Among the entries below, find the lines with "value" and copy them.

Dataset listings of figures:
::::::

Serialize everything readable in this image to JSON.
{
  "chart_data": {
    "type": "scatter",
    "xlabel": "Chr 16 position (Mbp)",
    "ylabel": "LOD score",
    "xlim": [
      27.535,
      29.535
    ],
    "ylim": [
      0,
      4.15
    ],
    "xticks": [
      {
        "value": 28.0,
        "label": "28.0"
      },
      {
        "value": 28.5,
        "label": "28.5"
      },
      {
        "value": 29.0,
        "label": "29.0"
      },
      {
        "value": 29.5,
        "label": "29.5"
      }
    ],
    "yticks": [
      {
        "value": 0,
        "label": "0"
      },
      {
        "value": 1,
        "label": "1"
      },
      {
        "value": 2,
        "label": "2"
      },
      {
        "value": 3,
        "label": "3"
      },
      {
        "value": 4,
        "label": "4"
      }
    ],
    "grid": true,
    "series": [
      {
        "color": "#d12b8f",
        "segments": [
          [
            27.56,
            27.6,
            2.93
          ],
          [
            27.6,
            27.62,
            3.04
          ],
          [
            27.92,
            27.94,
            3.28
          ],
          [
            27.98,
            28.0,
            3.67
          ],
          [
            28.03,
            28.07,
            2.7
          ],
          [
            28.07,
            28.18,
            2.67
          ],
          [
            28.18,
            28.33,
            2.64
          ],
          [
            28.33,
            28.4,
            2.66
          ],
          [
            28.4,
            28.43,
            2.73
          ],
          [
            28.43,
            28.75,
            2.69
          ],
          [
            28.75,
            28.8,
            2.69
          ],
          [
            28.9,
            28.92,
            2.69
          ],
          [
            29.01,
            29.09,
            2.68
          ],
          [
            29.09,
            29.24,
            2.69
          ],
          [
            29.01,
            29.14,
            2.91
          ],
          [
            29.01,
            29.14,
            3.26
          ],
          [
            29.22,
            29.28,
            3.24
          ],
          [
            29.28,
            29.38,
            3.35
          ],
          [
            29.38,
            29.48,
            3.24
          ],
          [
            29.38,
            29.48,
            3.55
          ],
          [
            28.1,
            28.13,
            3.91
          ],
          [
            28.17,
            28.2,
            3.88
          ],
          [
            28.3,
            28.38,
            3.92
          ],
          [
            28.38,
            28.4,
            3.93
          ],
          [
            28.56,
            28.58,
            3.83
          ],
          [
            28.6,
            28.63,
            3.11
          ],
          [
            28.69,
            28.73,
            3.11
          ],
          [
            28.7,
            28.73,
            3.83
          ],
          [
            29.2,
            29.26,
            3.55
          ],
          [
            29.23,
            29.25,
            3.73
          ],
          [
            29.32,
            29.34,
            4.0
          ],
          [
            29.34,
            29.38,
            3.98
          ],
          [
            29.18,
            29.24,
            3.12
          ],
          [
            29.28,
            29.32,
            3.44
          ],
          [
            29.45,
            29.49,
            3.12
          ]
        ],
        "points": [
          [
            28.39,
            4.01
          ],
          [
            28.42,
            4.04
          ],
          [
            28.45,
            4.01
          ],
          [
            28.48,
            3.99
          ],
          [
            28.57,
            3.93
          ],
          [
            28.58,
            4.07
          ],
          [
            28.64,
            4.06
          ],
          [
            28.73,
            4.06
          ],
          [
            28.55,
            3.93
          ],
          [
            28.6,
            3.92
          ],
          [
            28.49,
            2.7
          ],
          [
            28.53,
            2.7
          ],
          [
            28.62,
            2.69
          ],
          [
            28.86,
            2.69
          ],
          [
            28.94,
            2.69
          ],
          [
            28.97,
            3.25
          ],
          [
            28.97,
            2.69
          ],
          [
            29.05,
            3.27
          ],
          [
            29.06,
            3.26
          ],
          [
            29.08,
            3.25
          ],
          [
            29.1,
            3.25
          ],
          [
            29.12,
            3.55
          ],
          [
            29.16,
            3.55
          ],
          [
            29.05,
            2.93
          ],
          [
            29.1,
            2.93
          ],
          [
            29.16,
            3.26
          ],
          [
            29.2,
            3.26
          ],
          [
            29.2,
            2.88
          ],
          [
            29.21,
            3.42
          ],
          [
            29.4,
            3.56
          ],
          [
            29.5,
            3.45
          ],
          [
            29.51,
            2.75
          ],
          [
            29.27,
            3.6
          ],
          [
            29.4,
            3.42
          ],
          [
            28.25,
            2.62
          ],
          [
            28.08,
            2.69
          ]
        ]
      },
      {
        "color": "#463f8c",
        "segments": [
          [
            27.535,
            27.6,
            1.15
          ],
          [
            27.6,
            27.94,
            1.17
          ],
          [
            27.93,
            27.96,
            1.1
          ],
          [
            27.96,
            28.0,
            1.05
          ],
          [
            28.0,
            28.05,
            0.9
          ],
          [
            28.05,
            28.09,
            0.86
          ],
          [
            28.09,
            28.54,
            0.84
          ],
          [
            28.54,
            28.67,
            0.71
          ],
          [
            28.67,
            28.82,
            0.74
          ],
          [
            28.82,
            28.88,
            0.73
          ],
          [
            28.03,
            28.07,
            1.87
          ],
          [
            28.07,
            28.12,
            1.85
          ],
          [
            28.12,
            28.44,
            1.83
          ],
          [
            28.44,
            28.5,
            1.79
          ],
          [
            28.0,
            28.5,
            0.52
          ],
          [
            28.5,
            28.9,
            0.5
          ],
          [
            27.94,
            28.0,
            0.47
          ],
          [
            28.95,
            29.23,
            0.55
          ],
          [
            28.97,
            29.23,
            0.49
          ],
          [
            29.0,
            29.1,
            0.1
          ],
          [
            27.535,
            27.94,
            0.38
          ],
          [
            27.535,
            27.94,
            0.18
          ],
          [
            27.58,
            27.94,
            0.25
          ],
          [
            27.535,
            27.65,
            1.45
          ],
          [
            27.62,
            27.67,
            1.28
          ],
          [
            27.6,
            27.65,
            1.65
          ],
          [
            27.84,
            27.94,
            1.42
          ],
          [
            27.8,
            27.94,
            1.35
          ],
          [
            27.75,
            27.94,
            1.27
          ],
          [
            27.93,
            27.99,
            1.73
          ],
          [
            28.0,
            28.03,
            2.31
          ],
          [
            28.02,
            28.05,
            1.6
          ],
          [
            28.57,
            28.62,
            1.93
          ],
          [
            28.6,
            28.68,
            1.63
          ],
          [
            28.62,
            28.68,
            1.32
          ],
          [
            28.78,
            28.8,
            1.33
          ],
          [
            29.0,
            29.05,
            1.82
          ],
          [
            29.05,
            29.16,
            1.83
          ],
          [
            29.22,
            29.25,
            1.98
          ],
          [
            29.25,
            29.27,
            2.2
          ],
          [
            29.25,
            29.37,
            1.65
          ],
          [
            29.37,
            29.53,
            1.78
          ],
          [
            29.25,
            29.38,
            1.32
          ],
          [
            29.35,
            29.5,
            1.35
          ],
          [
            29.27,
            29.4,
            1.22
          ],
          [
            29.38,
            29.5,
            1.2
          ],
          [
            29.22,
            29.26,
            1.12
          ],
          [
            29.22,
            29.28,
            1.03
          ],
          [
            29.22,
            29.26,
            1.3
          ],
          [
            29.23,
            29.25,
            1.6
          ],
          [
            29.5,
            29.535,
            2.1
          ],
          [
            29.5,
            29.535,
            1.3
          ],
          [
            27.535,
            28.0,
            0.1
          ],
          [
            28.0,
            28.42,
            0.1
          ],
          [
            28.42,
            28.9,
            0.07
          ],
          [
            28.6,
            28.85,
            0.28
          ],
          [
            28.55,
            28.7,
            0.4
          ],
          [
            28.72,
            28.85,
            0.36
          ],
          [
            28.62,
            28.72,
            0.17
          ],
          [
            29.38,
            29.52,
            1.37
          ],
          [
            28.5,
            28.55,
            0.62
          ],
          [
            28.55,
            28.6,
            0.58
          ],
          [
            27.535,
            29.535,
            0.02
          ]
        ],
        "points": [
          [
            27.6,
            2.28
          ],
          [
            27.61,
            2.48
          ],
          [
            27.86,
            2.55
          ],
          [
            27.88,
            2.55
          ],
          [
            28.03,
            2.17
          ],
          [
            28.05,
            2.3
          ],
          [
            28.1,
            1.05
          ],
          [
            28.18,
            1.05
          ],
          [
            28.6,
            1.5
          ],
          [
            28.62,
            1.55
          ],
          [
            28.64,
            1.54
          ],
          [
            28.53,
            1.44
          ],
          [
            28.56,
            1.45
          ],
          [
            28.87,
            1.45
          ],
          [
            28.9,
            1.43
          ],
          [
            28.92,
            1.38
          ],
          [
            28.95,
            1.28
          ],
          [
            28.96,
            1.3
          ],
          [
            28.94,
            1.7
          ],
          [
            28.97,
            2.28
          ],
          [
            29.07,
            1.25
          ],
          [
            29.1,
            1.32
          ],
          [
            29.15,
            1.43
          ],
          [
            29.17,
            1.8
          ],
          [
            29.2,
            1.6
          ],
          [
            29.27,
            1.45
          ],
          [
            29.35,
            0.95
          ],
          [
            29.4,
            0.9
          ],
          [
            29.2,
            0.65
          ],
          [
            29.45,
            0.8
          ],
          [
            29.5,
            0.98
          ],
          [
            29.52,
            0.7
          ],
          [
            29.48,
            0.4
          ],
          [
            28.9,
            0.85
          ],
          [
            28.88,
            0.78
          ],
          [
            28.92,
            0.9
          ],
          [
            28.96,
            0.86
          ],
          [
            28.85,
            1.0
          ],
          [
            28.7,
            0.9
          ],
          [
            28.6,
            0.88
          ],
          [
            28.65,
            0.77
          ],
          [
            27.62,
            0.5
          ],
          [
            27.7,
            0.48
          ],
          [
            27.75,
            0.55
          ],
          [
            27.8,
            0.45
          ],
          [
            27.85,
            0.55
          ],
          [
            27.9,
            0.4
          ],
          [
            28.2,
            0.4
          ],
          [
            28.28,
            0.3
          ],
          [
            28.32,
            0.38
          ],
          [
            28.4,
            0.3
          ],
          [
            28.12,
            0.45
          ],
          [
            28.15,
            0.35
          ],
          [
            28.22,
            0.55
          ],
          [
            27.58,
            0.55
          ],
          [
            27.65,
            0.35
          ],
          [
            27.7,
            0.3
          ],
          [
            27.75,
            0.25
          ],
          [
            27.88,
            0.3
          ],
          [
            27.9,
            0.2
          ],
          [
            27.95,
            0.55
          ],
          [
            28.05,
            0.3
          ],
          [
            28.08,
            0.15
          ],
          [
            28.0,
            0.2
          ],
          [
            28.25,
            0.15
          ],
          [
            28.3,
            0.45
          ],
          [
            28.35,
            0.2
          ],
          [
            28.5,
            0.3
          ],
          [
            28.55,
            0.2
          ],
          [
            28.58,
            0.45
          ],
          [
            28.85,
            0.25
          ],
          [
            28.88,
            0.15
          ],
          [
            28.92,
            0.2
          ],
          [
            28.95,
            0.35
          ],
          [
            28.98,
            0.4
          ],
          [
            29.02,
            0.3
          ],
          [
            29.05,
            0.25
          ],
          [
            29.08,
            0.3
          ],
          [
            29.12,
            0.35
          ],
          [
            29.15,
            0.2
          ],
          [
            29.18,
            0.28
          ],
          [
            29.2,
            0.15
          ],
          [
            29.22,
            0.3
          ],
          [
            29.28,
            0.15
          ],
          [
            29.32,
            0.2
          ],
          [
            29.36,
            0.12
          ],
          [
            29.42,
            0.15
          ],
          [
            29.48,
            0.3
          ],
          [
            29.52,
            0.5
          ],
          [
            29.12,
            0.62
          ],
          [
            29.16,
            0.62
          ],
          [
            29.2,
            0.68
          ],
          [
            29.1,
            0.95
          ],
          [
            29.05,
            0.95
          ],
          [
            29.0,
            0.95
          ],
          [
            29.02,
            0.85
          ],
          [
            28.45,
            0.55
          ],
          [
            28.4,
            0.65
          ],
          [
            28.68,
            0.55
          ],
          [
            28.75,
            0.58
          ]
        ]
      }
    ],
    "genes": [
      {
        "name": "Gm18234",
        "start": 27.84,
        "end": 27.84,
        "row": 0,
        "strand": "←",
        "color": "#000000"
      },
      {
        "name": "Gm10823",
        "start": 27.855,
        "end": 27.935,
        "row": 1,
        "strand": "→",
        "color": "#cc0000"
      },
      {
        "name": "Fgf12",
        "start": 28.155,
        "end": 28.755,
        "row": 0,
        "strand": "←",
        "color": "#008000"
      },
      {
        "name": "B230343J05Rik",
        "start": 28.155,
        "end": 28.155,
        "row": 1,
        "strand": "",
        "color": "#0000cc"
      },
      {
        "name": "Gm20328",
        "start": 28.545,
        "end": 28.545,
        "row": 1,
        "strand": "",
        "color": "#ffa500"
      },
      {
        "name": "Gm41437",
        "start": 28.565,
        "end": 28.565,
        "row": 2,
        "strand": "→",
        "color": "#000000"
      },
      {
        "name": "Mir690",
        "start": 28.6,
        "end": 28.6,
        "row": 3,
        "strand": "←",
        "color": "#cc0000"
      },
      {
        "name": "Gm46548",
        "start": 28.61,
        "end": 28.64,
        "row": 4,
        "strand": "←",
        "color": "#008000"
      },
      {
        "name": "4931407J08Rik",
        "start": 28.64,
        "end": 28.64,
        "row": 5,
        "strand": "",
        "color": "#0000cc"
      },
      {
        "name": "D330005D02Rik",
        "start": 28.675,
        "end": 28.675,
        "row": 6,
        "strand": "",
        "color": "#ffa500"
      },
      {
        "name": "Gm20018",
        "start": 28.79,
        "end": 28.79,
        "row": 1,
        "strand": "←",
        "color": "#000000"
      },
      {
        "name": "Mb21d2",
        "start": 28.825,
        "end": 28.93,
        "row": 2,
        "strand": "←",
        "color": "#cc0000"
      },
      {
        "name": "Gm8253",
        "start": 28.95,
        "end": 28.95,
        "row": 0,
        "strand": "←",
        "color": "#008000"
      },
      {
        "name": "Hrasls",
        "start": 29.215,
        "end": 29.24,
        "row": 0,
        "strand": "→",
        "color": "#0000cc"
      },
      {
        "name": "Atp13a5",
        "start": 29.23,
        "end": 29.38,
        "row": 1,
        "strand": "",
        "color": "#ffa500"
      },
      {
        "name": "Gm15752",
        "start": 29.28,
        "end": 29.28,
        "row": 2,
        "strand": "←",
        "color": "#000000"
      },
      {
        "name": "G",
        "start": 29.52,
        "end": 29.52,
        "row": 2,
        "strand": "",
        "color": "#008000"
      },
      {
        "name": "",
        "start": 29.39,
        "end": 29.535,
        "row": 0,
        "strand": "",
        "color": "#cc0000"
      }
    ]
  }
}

::::::

EXPECTED OUTPUT:
        "value": 28.0,
        "value": 28.5,
        "value": 29.0,
        "value": 29.5,
        "value": 0,
        "value": 1,
        "value": 2,
        "value": 3,
        "value": 4,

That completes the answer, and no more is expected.